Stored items
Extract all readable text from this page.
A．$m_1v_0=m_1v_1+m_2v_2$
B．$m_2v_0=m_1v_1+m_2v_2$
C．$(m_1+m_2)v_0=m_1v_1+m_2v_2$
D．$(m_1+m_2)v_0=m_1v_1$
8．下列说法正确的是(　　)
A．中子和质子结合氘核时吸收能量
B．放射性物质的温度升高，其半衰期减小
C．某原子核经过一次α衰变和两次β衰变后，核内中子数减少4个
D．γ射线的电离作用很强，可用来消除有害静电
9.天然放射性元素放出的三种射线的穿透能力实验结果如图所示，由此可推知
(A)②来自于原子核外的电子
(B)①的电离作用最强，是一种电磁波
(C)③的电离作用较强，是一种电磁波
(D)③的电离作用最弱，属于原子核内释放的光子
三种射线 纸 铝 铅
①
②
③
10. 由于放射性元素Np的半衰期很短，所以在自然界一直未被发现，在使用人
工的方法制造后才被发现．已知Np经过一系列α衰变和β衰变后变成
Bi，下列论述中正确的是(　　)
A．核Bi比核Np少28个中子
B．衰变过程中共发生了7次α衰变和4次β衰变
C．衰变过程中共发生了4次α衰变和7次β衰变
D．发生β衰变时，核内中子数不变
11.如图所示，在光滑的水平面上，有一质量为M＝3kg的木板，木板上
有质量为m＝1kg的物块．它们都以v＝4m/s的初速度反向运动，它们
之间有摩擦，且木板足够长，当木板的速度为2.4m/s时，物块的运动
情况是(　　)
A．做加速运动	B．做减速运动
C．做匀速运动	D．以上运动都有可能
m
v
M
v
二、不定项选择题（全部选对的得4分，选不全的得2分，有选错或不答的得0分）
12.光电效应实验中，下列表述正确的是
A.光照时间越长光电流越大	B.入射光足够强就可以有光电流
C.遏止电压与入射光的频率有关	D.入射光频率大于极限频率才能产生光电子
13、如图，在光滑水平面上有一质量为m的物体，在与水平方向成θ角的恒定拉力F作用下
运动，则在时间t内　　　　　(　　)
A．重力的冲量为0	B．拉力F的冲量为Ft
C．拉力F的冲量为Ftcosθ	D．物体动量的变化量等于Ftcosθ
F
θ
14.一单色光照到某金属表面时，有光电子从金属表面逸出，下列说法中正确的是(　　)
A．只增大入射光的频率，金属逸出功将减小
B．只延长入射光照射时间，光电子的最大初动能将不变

## Problem to solve
Using the data above, print every record exactly as shown.

## Task answer
Extract all readable text from this page.
A．$m_1v_0=m_1v_1+m_2v_2$
B．$m_2v_0=m_1v_1+m_2v_2$
C．$(m_1+m_2)v_0=m_1v_1+m_2v_2$
D．$(m_1+m_2)v_0=m_1v_1$
8．下列说法正确的是(　　)
A．中子和质子结合氘核时吸收能量
B．放射性物质的温度升高，其半衰期减小
C．某原子核经过一次α衰变和两次β衰变后，核内中子数减少4个
D．γ射线的电离作用很强，可用来消除有害静电
9.天然放射性元素放出的三种射线的穿透能力实验结果如图所示，由此可推知
(A)②来自于原子核外的电子
(B)①的电离作用最强，是一种电磁波
(C)③的电离作用较强，是一种电磁波
(D)③的电离作用最弱，属于原子核内释放的光子
三种射线 纸 铝 铅
①
②
③
10. 由于放射性元素Np的半衰期很短，所以在自然界一直未被发现，在使用人
工的方法制造后才被发现．已知Np经过一系列α衰变和β衰变后变成
Bi，下列论述中正确的是(　　)
A．核Bi比核Np少28个中子
B．衰变过程中共发生了7次α衰变和4次β衰变
C．衰变过程中共发生了4次α衰变和7次β衰变
D．发生β衰变时，核内中子数不变
11.如图所示，在光滑的水平面上，有一质量为M＝3kg的木板，木板上
有质量为m＝1kg的物块．它们都以v＝4m/s的初速度反向运动，它们
之间有摩擦，且木板足够长，当木板的速度为2.4m/s时，物块的运动
情况是(　　)
A．做加速运动	B．做减速运动
C．做匀速运动	D．以上运动都有可能
m
v
M
v
二、不定项选择题（全部选对的得4分，选不全的得2分，有选错或不答的得0分）
12.光电效应实验中，下列表述正确的是
A.光照时间越长光电流越大	B.入射光足够强就可以有光电流
C.遏止电压与入射光的频率有关	D.入射光频率大于极限频率才能产生光电子
13、如图，在光滑水平面上有一质量为m的物体，在与水平方向成θ角的恒定拉力F作用下
运动，则在时间t内　　　　　(　　)
A．重力的冲量为0	B．拉力F的冲量为Ft
C．拉力F的冲量为Ftcosθ	D．物体动量的变化量等于Ftcosθ
F
θ
14.一单色光照到某金属表面时，有光电子从金属表面逸出，下列说法中正确的是(　　)
A．只增大入射光的频率，金属逸出功将减小
B．只延长入射光照射时间，光电子的最大初动能将不变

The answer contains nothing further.